» **Exercise instructions**
Could you copy every line from the material below in which "انجام" appears?

==== Records supplied

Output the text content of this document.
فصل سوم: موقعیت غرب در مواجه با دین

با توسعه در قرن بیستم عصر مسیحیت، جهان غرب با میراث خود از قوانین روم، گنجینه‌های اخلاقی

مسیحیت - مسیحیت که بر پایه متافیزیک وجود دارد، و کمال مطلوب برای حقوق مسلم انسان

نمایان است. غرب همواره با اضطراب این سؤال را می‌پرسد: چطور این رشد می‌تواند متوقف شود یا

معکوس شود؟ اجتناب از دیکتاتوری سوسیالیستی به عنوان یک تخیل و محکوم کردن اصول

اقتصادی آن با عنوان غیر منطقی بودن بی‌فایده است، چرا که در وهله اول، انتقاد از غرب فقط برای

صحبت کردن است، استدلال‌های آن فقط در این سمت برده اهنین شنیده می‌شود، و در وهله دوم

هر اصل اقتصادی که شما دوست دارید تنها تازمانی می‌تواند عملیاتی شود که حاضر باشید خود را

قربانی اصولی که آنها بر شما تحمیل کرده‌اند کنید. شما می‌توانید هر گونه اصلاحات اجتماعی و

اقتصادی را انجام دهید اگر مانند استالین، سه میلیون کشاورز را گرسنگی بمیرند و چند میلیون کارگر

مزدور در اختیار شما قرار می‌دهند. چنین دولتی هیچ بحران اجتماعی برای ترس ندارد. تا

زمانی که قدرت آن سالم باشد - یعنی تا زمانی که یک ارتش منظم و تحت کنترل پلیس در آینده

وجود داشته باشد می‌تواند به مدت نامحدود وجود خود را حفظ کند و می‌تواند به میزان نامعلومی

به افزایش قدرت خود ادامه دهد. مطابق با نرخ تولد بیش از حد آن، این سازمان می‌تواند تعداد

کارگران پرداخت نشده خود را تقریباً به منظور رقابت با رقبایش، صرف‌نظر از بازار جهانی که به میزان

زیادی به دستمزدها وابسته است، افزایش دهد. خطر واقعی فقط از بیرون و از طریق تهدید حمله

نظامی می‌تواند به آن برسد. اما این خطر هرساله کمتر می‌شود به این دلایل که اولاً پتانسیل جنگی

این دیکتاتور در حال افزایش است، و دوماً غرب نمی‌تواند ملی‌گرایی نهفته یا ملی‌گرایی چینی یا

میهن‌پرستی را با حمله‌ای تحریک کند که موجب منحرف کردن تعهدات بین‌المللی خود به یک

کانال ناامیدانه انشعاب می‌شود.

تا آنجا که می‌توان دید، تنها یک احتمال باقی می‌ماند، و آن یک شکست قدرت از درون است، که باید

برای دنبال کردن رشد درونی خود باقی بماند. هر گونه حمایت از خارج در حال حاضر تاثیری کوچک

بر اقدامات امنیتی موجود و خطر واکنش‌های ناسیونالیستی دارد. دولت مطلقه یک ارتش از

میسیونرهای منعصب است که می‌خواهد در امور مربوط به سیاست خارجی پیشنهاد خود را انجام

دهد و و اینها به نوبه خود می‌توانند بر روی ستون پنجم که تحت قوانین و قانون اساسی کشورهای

========

» **Full answer**
اقتصادی را انجام دهید اگر مانند استالین، سه میلیون کشاورز را گرسنگی بمیرند و چند میلیون کارگر
میسیونرهای منعصب است که می‌خواهد در امور مربوط به سیاست خارجی پیشنهاد خود را انجام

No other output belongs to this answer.